— Exercise prompt —
Quote the entries that follow exactly, leaving none out.

Begin

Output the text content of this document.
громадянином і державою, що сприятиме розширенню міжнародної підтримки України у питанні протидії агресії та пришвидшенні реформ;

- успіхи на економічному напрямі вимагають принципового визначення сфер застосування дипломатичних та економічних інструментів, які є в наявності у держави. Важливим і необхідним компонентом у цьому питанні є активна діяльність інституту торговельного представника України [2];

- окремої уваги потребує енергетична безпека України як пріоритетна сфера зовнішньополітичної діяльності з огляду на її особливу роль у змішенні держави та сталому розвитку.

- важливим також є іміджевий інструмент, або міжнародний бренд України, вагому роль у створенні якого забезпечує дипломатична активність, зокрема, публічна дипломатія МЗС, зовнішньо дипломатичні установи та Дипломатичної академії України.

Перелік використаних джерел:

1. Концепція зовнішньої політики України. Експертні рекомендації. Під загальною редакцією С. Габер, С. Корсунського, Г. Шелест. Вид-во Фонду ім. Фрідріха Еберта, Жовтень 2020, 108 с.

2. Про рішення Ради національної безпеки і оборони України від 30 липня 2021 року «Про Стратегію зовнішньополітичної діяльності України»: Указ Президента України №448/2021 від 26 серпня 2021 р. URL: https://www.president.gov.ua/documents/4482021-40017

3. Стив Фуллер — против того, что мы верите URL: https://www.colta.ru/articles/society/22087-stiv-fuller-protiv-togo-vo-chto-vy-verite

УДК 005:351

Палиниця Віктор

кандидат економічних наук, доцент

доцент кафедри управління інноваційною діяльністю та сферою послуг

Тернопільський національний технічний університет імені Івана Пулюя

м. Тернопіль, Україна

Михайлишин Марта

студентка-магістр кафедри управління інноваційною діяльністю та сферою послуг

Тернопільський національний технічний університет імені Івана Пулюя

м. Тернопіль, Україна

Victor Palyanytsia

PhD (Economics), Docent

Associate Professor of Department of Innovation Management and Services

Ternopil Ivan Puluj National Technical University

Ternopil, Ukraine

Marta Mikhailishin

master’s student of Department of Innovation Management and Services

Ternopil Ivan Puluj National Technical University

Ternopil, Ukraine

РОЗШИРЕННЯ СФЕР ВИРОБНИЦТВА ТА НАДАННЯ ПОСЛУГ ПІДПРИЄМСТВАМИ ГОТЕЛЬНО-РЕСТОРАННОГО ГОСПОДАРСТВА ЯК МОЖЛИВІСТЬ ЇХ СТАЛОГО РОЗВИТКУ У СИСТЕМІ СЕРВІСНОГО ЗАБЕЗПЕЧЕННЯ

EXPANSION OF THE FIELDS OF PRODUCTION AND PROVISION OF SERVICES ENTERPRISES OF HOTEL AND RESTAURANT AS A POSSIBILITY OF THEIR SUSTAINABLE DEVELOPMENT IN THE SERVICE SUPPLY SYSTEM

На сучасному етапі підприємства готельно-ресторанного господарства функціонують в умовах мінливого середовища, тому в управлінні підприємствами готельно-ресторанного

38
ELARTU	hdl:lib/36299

End

— Solution to the exercise —
Output the text content of this document.
громадянином і державою, що сприятиме розширенню міжнародної підтримки України у питанні протидії агресії та пришвидшенні реформ;

- успіхи на економічному напрямі вимагають принципового визначення сфер застосування дипломатичних та економічних інструментів, які є в наявності у держави. Важливим і необхідним компонентом у цьому питанні є активна діяльність інституту торговельного представника України [2];

- окремої уваги потребує енергетична безпека України як пріоритетна сфера зовнішньополітичної діяльності з огляду на її особливу роль у змішенні держави та сталому розвитку.

- важливим також є іміджевий інструмент, або міжнародний бренд України, вагому роль у створенні якого забезпечує дипломатична активність, зокрема, публічна дипломатія МЗС, зовнішньо дипломатичні установи та Дипломатичної академії України.

Перелік використаних джерел:

1. Концепція зовнішньої політики України. Експертні рекомендації. Під загальною редакцією С. Габер, С. Корсунського, Г. Шелест. Вид-во Фонду ім. Фрідріха Еберта, Жовтень 2020, 108 с.

2. Про рішення Ради національної безпеки і оборони України від 30 липня 2021 року «Про Стратегію зовнішньополітичної діяльності України»: Указ Президента України №448/2021 від 26 серпня 2021 р. URL: https://www.president.gov.ua/documents/4482021-40017

3. Стив Фуллер — против того, что мы верите URL: https://www.colta.ru/articles/society/22087-stiv-fuller-protiv-togo-vo-chto-vy-verite

УДК 005:351

Палиниця Віктор

кандидат економічних наук, доцент

доцент кафедри управління інноваційною діяльністю та сферою послуг

Тернопільський національний технічний університет імені Івана Пулюя

м. Тернопіль, Україна

Михайлишин Марта

студентка-магістр кафедри управління інноваційною діяльністю та сферою послуг

Тернопільський національний технічний університет імені Івана Пулюя

м. Тернопіль, Україна

Victor Palyanytsia

PhD (Economics), Docent

Associate Professor of Department of Innovation Management and Services

Ternopil Ivan Puluj National Technical University

Ternopil, Ukraine

Marta Mikhailishin

master’s student of Department of Innovation Management and Services

Ternopil Ivan Puluj National Technical University

Ternopil, Ukraine

РОЗШИРЕННЯ СФЕР ВИРОБНИЦТВА ТА НАДАННЯ ПОСЛУГ ПІДПРИЄМСТВАМИ ГОТЕЛЬНО-РЕСТОРАННОГО ГОСПОДАРСТВА ЯК МОЖЛИВІСТЬ ЇХ СТАЛОГО РОЗВИТКУ У СИСТЕМІ СЕРВІСНОГО ЗАБЕЗПЕЧЕННЯ

EXPANSION OF THE FIELDS OF PRODUCTION AND PROVISION OF SERVICES ENTERPRISES OF HOTEL AND RESTAURANT AS A POSSIBILITY OF THEIR SUSTAINABLE DEVELOPMENT IN THE SERVICE SUPPLY SYSTEM

На сучасному етапі підприємства готельно-ресторанного господарства функціонують в умовах мінливого середовища, тому в управлінні підприємствами готельно-ресторанного

38
ELARTU	hdl:lib/36299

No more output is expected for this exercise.